• [Problem statement] Check each line of the entries below for the string "value"; copy every line where it appears.

• [Dataset content]
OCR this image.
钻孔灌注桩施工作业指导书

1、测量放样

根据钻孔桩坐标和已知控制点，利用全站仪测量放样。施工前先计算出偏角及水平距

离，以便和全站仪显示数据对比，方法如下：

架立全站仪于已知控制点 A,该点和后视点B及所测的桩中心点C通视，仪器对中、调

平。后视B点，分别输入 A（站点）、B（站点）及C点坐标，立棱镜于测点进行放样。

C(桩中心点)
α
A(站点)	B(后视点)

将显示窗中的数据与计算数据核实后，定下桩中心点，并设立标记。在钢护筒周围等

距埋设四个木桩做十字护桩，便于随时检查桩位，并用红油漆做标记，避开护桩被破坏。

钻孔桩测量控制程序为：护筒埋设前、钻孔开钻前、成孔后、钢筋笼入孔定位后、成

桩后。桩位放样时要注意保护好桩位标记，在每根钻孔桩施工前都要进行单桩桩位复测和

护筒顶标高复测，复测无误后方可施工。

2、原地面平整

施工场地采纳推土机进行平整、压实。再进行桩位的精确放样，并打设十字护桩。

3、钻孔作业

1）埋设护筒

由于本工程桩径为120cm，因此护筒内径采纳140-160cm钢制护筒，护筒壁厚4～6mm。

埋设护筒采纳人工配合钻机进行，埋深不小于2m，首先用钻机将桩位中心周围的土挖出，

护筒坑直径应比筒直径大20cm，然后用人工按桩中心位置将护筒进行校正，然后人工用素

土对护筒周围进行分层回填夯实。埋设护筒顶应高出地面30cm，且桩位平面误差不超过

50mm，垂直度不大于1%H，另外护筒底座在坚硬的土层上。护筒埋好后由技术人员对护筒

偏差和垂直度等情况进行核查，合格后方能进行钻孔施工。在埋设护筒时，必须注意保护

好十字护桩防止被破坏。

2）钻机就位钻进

* * *

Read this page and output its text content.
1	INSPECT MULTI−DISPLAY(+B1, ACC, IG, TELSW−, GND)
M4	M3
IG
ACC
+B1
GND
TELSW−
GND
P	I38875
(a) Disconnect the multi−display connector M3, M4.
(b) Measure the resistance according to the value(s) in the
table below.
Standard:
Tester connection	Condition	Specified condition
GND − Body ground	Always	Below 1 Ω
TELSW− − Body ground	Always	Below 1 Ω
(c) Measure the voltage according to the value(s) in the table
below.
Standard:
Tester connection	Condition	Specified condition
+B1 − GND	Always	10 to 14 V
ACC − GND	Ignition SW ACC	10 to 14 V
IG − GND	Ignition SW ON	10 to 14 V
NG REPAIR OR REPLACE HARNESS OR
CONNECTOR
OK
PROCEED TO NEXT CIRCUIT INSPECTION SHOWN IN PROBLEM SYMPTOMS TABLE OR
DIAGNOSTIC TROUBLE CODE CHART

• [Worked answer]
(b) Measure the resistance according to the value(s) in the
(c) Measure the voltage according to the value(s) in the table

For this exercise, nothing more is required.